Please answer from the text below on the OWASP Risk Rating Methodology: what does having a system in place for rating risks save and eliminate?

= Text excerpt =

---*---

Over the years there has be lots of debate about the OWASP Risk Rating Methodology and the weighting of Threat Actor Skill levels. There are other more mature, popular, or well established Risk Rating Methodologies that can be followed:

  • NIST 800-30 - Guide for Conducting Risk Assessments
  • Government of Canada - Harmonized TRA Methodology
  • Risk Assessment Summary
  • Rapid Risk Assessment (RRA)

Alternatively you may with the review information about Threat Modeling, as that may be a better fit for your app or organization:

  • https://owasp.org/www-community/Threat_Modeling
  • https://owasp.org/www-community/Application_Threat_Modeling
  • OWASP pytm Pythonic framework for threat modeling
  • OWASP Threat Dragon threat modeling tool

Lastly you might want to refer to the references below.

Note : Edits/Pull Requests to the content below that deal with changes to Threat Actor Skill will not be accepted.

Introduction

Discovering vulnerabilities is important, but being able to estimate the associated risk to the business is just as important. Early in the life cycle, one may identify security concerns in the architecture or design by using threat modeling . Later, one may find security issues using code review or penetration testing . Or problems may not be discovered until the application is in production and is actually compromised.

By following the approach here, it is possible to estimate the severity of all of these risks to the business and make an informed decision about what to do about those risks. Having a system in place for rating risks will save time and eliminate arguing about priorities. This system will help to ensure that the business doesn’t get distracted by minor risks while ignoring more serious risks that are less well understood.

Ideally, there would be a universal risk rating system that would accurately estimate all risks for all organizations. But a vulnerability that is critical to one organization may not be very important to another. So a basic framework is presented here that should be ‘‘customized’’ for the particular organization.

---*---

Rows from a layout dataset

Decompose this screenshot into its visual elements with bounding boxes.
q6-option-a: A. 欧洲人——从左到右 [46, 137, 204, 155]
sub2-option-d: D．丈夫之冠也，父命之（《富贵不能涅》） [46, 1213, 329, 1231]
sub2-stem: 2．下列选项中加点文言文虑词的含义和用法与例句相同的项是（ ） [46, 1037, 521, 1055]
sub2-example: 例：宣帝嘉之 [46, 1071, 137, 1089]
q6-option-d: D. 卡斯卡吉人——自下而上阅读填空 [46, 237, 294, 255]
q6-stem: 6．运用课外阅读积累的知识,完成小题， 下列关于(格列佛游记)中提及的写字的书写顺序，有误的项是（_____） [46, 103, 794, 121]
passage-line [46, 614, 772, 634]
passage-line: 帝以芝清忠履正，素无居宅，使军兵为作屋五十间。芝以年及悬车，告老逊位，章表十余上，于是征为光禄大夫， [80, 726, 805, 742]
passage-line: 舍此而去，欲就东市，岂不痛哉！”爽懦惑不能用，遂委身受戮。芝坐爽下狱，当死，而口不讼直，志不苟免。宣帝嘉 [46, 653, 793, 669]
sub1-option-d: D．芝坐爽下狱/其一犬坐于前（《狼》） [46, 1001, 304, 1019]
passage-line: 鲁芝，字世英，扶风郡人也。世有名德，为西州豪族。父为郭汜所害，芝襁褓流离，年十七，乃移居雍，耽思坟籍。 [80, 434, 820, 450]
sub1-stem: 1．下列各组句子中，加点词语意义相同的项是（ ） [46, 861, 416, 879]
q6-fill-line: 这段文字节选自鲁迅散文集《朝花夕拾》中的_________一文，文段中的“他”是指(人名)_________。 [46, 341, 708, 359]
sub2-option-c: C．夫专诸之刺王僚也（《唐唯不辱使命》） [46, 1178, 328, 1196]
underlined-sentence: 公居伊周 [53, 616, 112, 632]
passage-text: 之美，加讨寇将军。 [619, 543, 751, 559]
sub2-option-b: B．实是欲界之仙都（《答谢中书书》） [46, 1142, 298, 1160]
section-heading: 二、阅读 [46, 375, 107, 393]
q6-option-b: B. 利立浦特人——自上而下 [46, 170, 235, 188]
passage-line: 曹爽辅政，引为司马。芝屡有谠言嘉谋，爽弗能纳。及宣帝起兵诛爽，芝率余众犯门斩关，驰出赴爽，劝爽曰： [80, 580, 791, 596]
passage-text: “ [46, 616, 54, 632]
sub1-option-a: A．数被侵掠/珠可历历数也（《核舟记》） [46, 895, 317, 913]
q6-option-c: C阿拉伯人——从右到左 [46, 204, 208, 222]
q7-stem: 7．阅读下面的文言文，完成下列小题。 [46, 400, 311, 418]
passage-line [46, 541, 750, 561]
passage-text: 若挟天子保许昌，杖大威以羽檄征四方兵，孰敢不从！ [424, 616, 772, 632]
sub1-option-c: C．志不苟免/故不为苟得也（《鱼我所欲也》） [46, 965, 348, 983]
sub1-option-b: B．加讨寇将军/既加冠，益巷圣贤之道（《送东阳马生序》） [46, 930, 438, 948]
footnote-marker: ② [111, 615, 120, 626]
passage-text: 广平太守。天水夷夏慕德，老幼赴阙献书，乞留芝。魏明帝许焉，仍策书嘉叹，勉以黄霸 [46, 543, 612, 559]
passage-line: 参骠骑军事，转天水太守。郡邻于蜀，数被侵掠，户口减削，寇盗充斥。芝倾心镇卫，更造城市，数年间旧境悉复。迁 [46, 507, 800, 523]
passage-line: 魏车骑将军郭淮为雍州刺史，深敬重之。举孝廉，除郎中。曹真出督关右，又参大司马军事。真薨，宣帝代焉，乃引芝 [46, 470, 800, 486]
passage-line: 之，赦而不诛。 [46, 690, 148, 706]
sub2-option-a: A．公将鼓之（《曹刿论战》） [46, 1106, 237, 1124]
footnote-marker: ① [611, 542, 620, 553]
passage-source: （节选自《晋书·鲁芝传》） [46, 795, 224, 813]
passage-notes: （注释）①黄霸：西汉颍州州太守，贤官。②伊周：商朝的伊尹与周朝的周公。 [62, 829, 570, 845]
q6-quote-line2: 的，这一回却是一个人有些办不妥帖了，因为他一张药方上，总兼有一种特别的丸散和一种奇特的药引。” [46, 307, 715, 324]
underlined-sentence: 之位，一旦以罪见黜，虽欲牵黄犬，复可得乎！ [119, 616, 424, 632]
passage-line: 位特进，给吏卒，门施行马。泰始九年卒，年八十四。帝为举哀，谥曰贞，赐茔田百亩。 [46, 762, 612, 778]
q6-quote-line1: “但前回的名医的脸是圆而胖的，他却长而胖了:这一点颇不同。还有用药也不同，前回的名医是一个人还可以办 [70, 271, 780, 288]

---*---

= Output for this exercise =
It saves time and eliminates arguing about priorities.